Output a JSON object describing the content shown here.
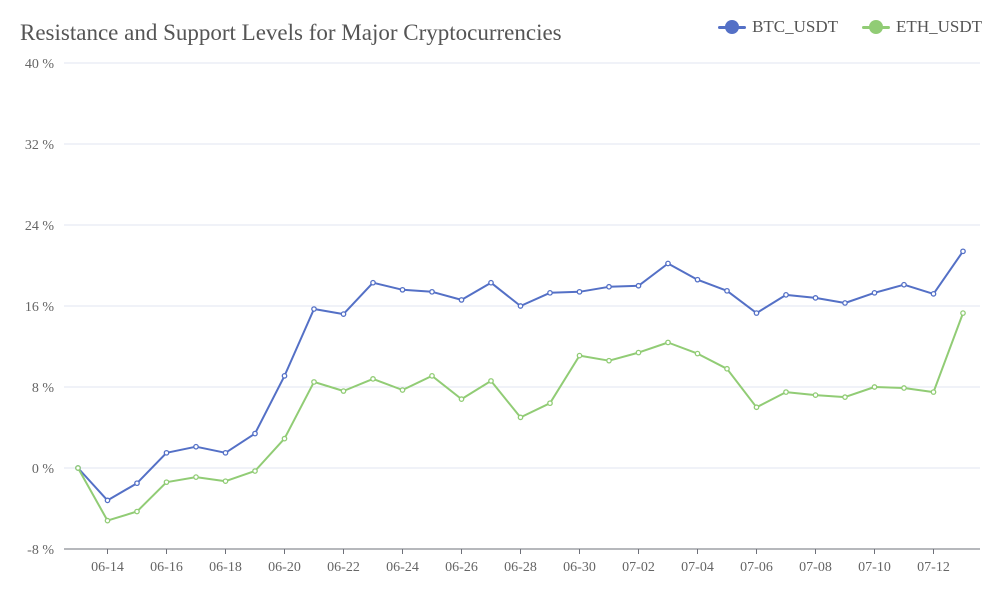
{
  "chart_data": {
    "type": "line",
    "title": "Resistance and Support Levels for Major Cryptocurrencies",
    "xlabel": "",
    "ylabel": "",
    "y_unit": "%",
    "ylim": [
      -8,
      40
    ],
    "y_ticks": [
      -8,
      0,
      8,
      16,
      24,
      32,
      40
    ],
    "y_tick_labels": [
      "-8 %",
      "0 %",
      "8 %",
      "16 %",
      "24 %",
      "32 %",
      "40 %"
    ],
    "x_tick_labels": [
      "06-14",
      "06-16",
      "06-18",
      "06-20",
      "06-22",
      "06-24",
      "06-26",
      "06-28",
      "06-30",
      "07-02",
      "07-04",
      "07-06",
      "07-08",
      "07-10",
      "07-12"
    ],
    "x": [
      "06-13",
      "06-14",
      "06-15",
      "06-16",
      "06-17",
      "06-18",
      "06-19",
      "06-20",
      "06-21",
      "06-22",
      "06-23",
      "06-24",
      "06-25",
      "06-26",
      "06-27",
      "06-28",
      "06-29",
      "06-30",
      "07-01",
      "07-02",
      "07-03",
      "07-04",
      "07-05",
      "07-06",
      "07-07",
      "07-08",
      "07-09",
      "07-10",
      "07-11",
      "07-12",
      "07-13"
    ],
    "grid": true,
    "legend_position": "top-right",
    "series": [
      {
        "name": "BTC_USDT",
        "color": "#5470c6",
        "values": [
          0,
          -3.2,
          -1.5,
          1.5,
          2.1,
          1.5,
          3.4,
          9.1,
          15.7,
          15.2,
          18.3,
          17.6,
          17.4,
          16.6,
          18.3,
          16.0,
          17.3,
          17.4,
          17.9,
          18.0,
          20.2,
          18.6,
          17.5,
          15.3,
          17.1,
          16.8,
          16.3,
          17.3,
          18.1,
          17.2,
          21.4
        ]
      },
      {
        "name": "ETH_USDT",
        "color": "#91cc75",
        "values": [
          0,
          -5.2,
          -4.3,
          -1.4,
          -0.9,
          -1.3,
          -0.3,
          2.9,
          8.5,
          7.6,
          8.8,
          7.7,
          9.1,
          6.8,
          8.6,
          5.0,
          6.4,
          11.1,
          10.6,
          11.4,
          12.4,
          11.3,
          9.8,
          6.0,
          7.5,
          7.2,
          7.0,
          8.0,
          7.9,
          7.5,
          15.3
        ]
      }
    ]
  }
}
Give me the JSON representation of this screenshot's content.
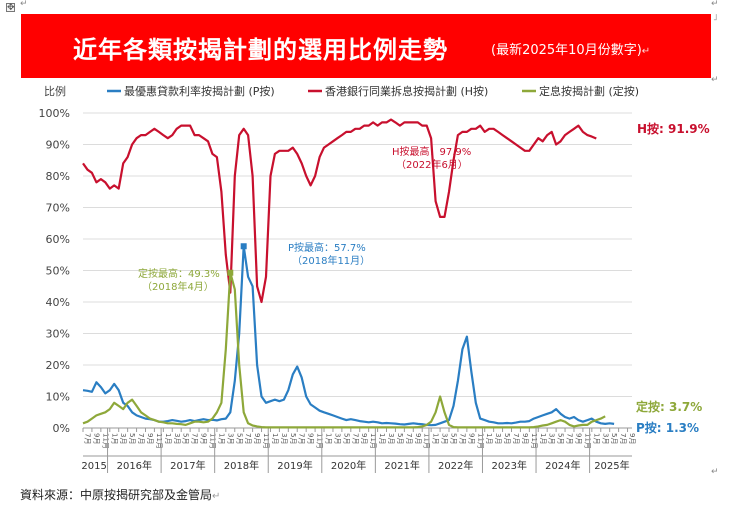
{
  "header": {
    "title": "近年各類按揭計劃的選用比例走勢",
    "subtitle": "(最新2025年10月份數字)",
    "para_mark": "↵"
  },
  "footer": {
    "source": "資料來源：中原按揭研究部及金管局",
    "para_mark": "↵"
  },
  "chart_data": {
    "type": "line",
    "title": "近年各類按揭計劃的選用比例走勢",
    "ylabel": "比例",
    "ylim": [
      0,
      100
    ],
    "yticks": [
      "0%",
      "10%",
      "20%",
      "30%",
      "40%",
      "50%",
      "60%",
      "70%",
      "80%",
      "90%",
      "100%"
    ],
    "year_labels": [
      "2015",
      "2016年",
      "2017年",
      "2018年",
      "2019年",
      "2020年",
      "2021年",
      "2022年",
      "2023年",
      "2024年",
      "2025年"
    ],
    "x_start": "2015-07",
    "x_end": "2025-10",
    "month_ticks": [
      "1月",
      "3月",
      "5月",
      "7月",
      "9月",
      "11月"
    ],
    "legend": [
      "最優惠貸款利率按揭計劃 (P按)",
      "香港銀行同業拆息按揭計劃 (H按)",
      "定息按揭計劃 (定按)"
    ],
    "series": [
      {
        "name": "最優惠貸款利率按揭計劃 (P按)",
        "color": "#2a7ec3",
        "values": [
          12,
          11.8,
          11.5,
          14.5,
          13,
          11,
          12,
          14,
          12,
          8,
          7,
          5,
          4,
          3.5,
          3,
          2.8,
          2.5,
          2,
          2,
          2.2,
          2.5,
          2.3,
          2,
          2.2,
          2.5,
          2.2,
          2.5,
          2.8,
          2.5,
          2.6,
          2.4,
          2.8,
          3,
          5,
          15,
          30,
          57.7,
          48,
          45,
          20,
          10,
          8,
          8.5,
          9,
          8.5,
          9,
          12,
          17,
          19.5,
          16,
          10,
          7.5,
          6.5,
          5.5,
          5,
          4.5,
          4,
          3.5,
          3,
          2.5,
          2.8,
          2.5,
          2.2,
          2,
          1.8,
          2,
          1.8,
          1.5,
          1.6,
          1.5,
          1.4,
          1.2,
          1.1,
          1.3,
          1.5,
          1.3,
          1.2,
          1,
          0.9,
          1,
          1.5,
          2,
          2.5,
          7,
          15,
          25,
          29,
          18,
          8,
          3,
          2.5,
          2,
          1.8,
          1.5,
          1.5,
          1.6,
          1.5,
          1.7,
          2,
          2,
          2.2,
          3,
          3.5,
          4,
          4.5,
          5,
          6,
          4.5,
          3.5,
          3,
          3.5,
          2.5,
          2,
          2.5,
          3,
          2,
          1.5,
          1.3,
          1.5,
          1.3
        ]
      },
      {
        "name": "香港銀行同業拆息按揭計劃 (H按)",
        "color": "#c8102e",
        "values": [
          84,
          82,
          81,
          78,
          79,
          78,
          76,
          77,
          76,
          84,
          86,
          90,
          92,
          93,
          93,
          94,
          95,
          94,
          93,
          92,
          93,
          95,
          96,
          96,
          96,
          93,
          93,
          92,
          91,
          87,
          86,
          75,
          55,
          43,
          80,
          93,
          95,
          93,
          80,
          45,
          40,
          48,
          80,
          87,
          88,
          88,
          88,
          89,
          87,
          84,
          80,
          77,
          80,
          86,
          89,
          90,
          91,
          92,
          93,
          94,
          94,
          95,
          95,
          96,
          96,
          97,
          96,
          97,
          97,
          97.9,
          97,
          96,
          97,
          97,
          97,
          97,
          96,
          96,
          92,
          72,
          67,
          67,
          75,
          85,
          93,
          94,
          94,
          95,
          95,
          96,
          94,
          95,
          95,
          94,
          93,
          92,
          91,
          90,
          89,
          88,
          88,
          90,
          92,
          91,
          93,
          94,
          90,
          91,
          93,
          94,
          95,
          96,
          94,
          93,
          92.5,
          91.9
        ]
      },
      {
        "name": "定息按揭計劃 (定按)",
        "color": "#8ea83a",
        "values": [
          1.5,
          2,
          3,
          4,
          4.5,
          5,
          6,
          8,
          7,
          6,
          8,
          9,
          7,
          5,
          4,
          3,
          2.5,
          2,
          1.8,
          1.5,
          1.5,
          1.3,
          1.2,
          1,
          1.5,
          2,
          2,
          1.8,
          2,
          3,
          5,
          8,
          25,
          49.3,
          44,
          20,
          5,
          1.5,
          0.8,
          0.5,
          0.3,
          0.2,
          0.2,
          0.2,
          0.2,
          0.2,
          0.2,
          0.2,
          0.2,
          0.2,
          0.2,
          0.2,
          0.2,
          0.2,
          0.2,
          0.2,
          0.2,
          0.2,
          0.2,
          0.2,
          0.2,
          0.2,
          0.2,
          0.2,
          0.2,
          0.2,
          0.2,
          0.2,
          0.2,
          0.2,
          0.2,
          0.2,
          0.2,
          0.2,
          0.2,
          0.3,
          0.5,
          1,
          2,
          5,
          10,
          5,
          1,
          0.3,
          0.2,
          0.2,
          0.2,
          0.2,
          0.2,
          0.2,
          0.2,
          0.2,
          0.2,
          0.2,
          0.2,
          0.2,
          0.2,
          0.2,
          0.2,
          0.2,
          0.2,
          0.3,
          0.5,
          0.8,
          1,
          1.5,
          2,
          2.5,
          2,
          1,
          0.5,
          0.8,
          1,
          1,
          2,
          2.5,
          3,
          3.7
        ]
      }
    ],
    "end_labels": [
      "H按: 91.9%",
      "定按: 3.7%",
      "P按: 1.3%"
    ],
    "annotations": [
      {
        "series": 1,
        "lines": [
          "H按最高：97.9%",
          "（2022年6月）"
        ]
      },
      {
        "series": 0,
        "lines": [
          "P按最高：57.7%",
          "（2018年11月）"
        ]
      },
      {
        "series": 2,
        "lines": [
          "定按最高：49.3%",
          "（2018年4月）"
        ]
      }
    ]
  }
}
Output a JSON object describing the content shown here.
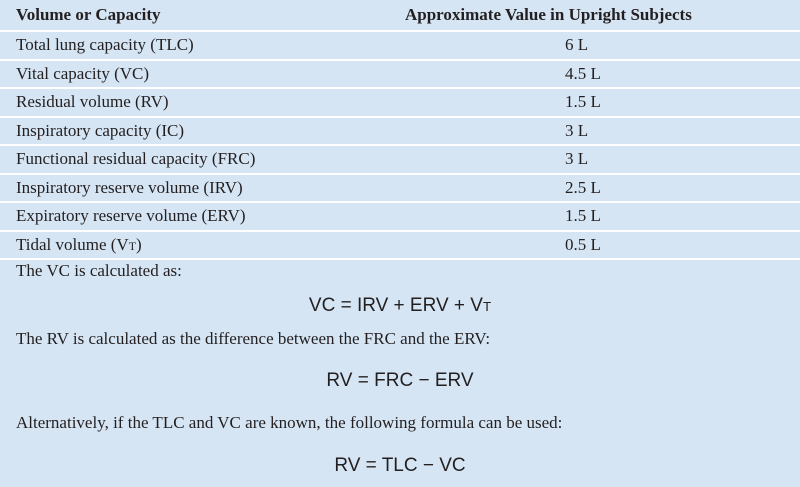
{
  "table": {
    "header": [
      "Volume or Capacity",
      "Approximate Value in Upright Subjects"
    ],
    "rows": [
      [
        "Total lung capacity (TLC)",
        "6 L"
      ],
      [
        "Vital capacity (VC)",
        "4.5 L"
      ],
      [
        "Residual volume (RV)",
        "1.5 L"
      ],
      [
        "Inspiratory capacity (IC)",
        "3 L"
      ],
      [
        "Functional residual capacity (FRC)",
        "3 L"
      ],
      [
        "Inspiratory reserve volume (IRV)",
        "2.5 L"
      ],
      [
        "Expiratory reserve volume (ERV)",
        "1.5 L"
      ],
      [
        {
          "text": "Tidal volume (V",
          "sub": "T",
          "after": ")"
        },
        "0.5 L"
      ]
    ]
  },
  "notes": [
    {
      "text": "The VC is calculated as:",
      "formula": {
        "text": "VC = IRV + ERV + V",
        "sub": "T"
      }
    },
    {
      "text": "The RV is calculated as the difference between the FRC and the ERV:",
      "formula": {
        "text": "RV = FRC − ERV"
      }
    },
    {
      "text": "Alternatively, if the TLC and VC are known, the following formula can be used:",
      "formula": {
        "text": "RV = TLC − VC"
      }
    }
  ]
}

******

DESCRIPTION OF THE TASK
Tally every line of the listing that holds the string "香港銀行同業拆息按揭計劃", then give the number by itself.

EXERCISE ANSWER
2